## Your instructions
Only the pictures are omitted; repeat all other data exactly.

## Extracted material
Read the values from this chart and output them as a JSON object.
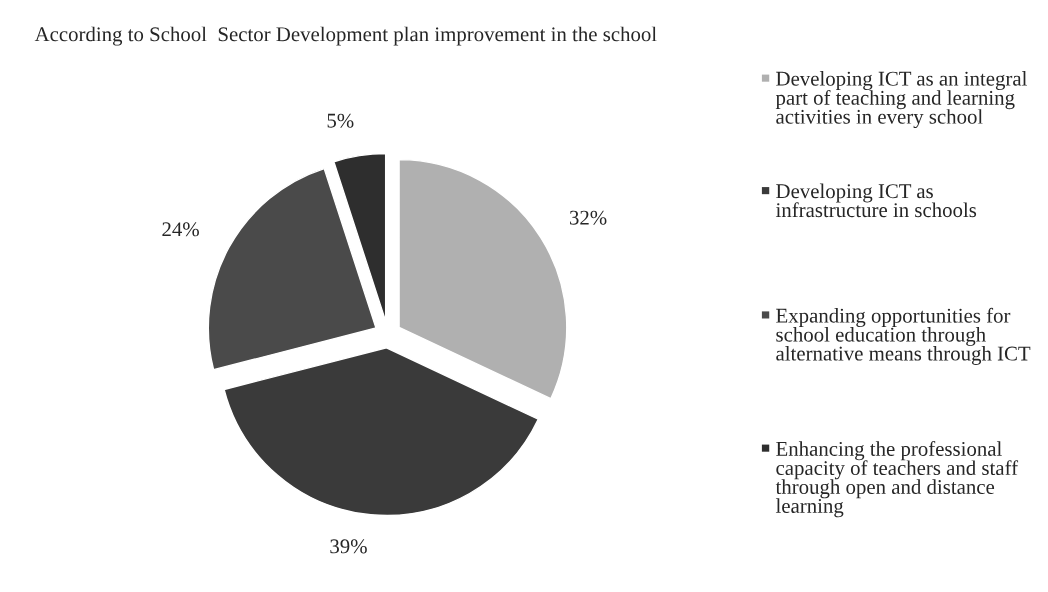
{
  "chart_data": {
    "type": "pie",
    "title": "According to School  Sector Development plan improvement in the school",
    "categories": [
      "Developing ICT as an integral part of teaching and learning activities in every school",
      "Developing ICT as infrastructure in schools",
      "Expanding opportunities for school education through alternative means through ICT",
      "Enhancing the professional capacity of teachers and staff through open and distance learning"
    ],
    "values": [
      32,
      39,
      24,
      5
    ],
    "colors": [
      "#b0b0b0",
      "#3a3a3a",
      "#4a4a4a",
      "#2e2e2e"
    ],
    "value_labels": [
      "32%",
      "39%",
      "24%",
      "5%"
    ],
    "legend": "right"
  }
}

## Written answer
Read the values from this chart and output them as a JSON object.
{
  "chart_data": {
    "type": "pie",
    "title": "According to School  Sector Development plan improvement in the school",
    "categories": [
      "Developing ICT as an integral part of teaching and learning activities in every school",
      "Developing ICT as infrastructure in schools",
      "Expanding opportunities for school education through alternative means through ICT",
      "Enhancing the professional capacity of teachers and staff through open and distance learning"
    ],
    "values": [
      32,
      39,
      24,
      5
    ],
    "colors": [
      "#b0b0b0",
      "#3a3a3a",
      "#4a4a4a",
      "#2e2e2e"
    ],
    "value_labels": [
      "32%",
      "39%",
      "24%",
      "5%"
    ],
    "legend": "right"
  }
}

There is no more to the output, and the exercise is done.